WORK TO COMPLETE ▸ Determine how many lines in the entries below include "icon". The reply should be that number and nothing else.

RECORDS SHOWN ▸
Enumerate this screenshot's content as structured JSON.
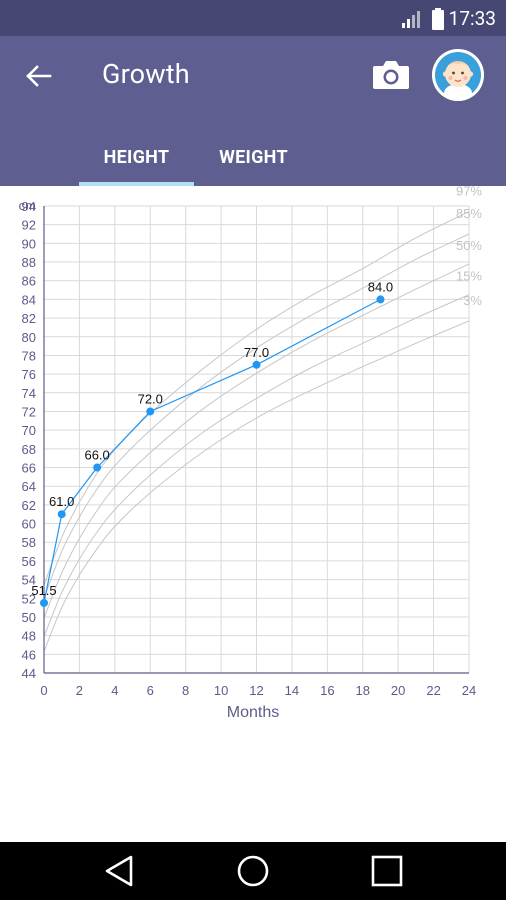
{
  "status_bar": {
    "time": "17:33",
    "signal_icon": "signal-icon",
    "battery_icon": "battery-icon"
  },
  "app_bar": {
    "title": "Growth",
    "back_icon": "arrow-back-icon",
    "camera_icon": "camera-icon",
    "avatar_icon": "baby-avatar-icon"
  },
  "tabs": [
    {
      "label": "HEIGHT",
      "selected": true
    },
    {
      "label": "WEIGHT",
      "selected": false
    }
  ],
  "chart_data": {
    "type": "line",
    "title": "",
    "xlabel": "Months",
    "ylabel": "cm",
    "xlim": [
      0,
      24
    ],
    "ylim": [
      44,
      94
    ],
    "x_ticks": [
      0,
      2,
      4,
      6,
      8,
      10,
      12,
      14,
      16,
      18,
      20,
      22,
      24
    ],
    "y_ticks": [
      44,
      46,
      48,
      50,
      52,
      54,
      56,
      58,
      60,
      62,
      64,
      66,
      68,
      70,
      72,
      74,
      76,
      78,
      80,
      82,
      84,
      86,
      88,
      90,
      92,
      94
    ],
    "grid": true,
    "percentile_months": [
      0,
      1,
      2,
      3,
      4,
      6,
      9,
      12,
      15,
      18,
      21,
      24
    ],
    "percentiles": [
      {
        "name": "97%",
        "values": [
          53.4,
          58.5,
          62.3,
          65.4,
          67.9,
          71.8,
          76.6,
          80.8,
          84.3,
          87.3,
          90.6,
          93.4
        ]
      },
      {
        "name": "85%",
        "values": [
          52.0,
          57.0,
          60.7,
          63.7,
          66.2,
          70.0,
          74.8,
          78.8,
          82.2,
          85.2,
          88.3,
          91.0
        ]
      },
      {
        "name": "50%",
        "values": [
          49.9,
          54.7,
          58.4,
          61.4,
          63.9,
          67.6,
          72.3,
          76.1,
          79.4,
          82.3,
          85.1,
          87.8
        ]
      },
      {
        "name": "15%",
        "values": [
          47.9,
          52.6,
          56.2,
          59.1,
          61.5,
          65.2,
          69.8,
          73.4,
          76.6,
          79.3,
          82.0,
          84.5
        ]
      },
      {
        "name": "3%",
        "values": [
          46.3,
          51.0,
          54.5,
          57.3,
          59.7,
          63.3,
          67.7,
          71.3,
          74.2,
          76.8,
          79.3,
          81.7
        ]
      }
    ],
    "series": [
      {
        "x": [
          0,
          1,
          3,
          6,
          12,
          19
        ],
        "values": [
          51.5,
          61.0,
          66.0,
          72.0,
          77.0,
          84.0
        ],
        "labels": [
          "51.5",
          "61.0",
          "66.0",
          "72.0",
          "77.0",
          "84.0"
        ],
        "color": "#2196f3"
      }
    ],
    "grid_color": "#d9d9d9",
    "axis_color": "#5c5c8a",
    "percentile_color": "#c6c6c6"
  },
  "nav_bar": {
    "back_icon": "nav-back-icon",
    "home_icon": "nav-home-icon",
    "recents_icon": "nav-recents-icon"
  }
}
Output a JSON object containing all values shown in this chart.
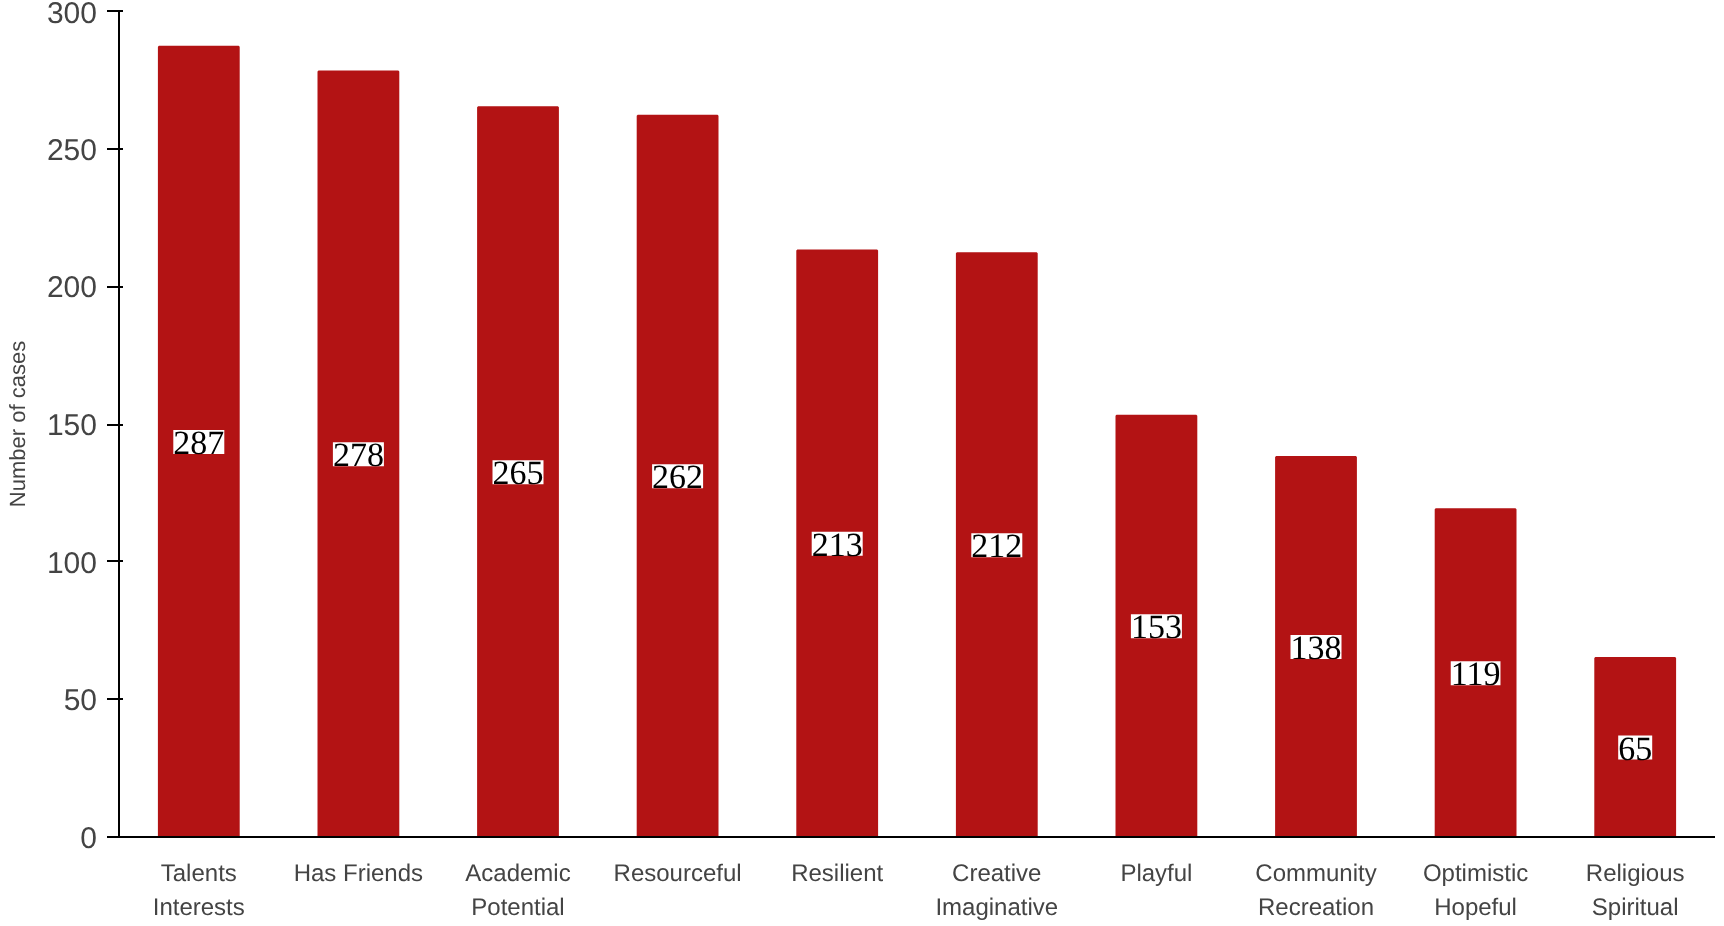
{
  "chart_data": {
    "type": "bar",
    "ylabel": "Number of cases",
    "categories": [
      "Talents\nInterests",
      "Has Friends",
      "Academic\nPotential",
      "Resourceful",
      "Resilient",
      "Creative\nImaginative",
      "Playful",
      "Community\nRecreation",
      "Optimistic\nHopeful",
      "Religious\nSpiritual"
    ],
    "values": [
      287,
      278,
      265,
      262,
      213,
      212,
      153,
      138,
      119,
      65
    ],
    "color": "#b31314",
    "ylim": [
      0,
      300
    ],
    "yticks": [
      0,
      50,
      100,
      150,
      200,
      250,
      300
    ],
    "grid": false,
    "data_labels": true
  }
}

REPLY ▸ 8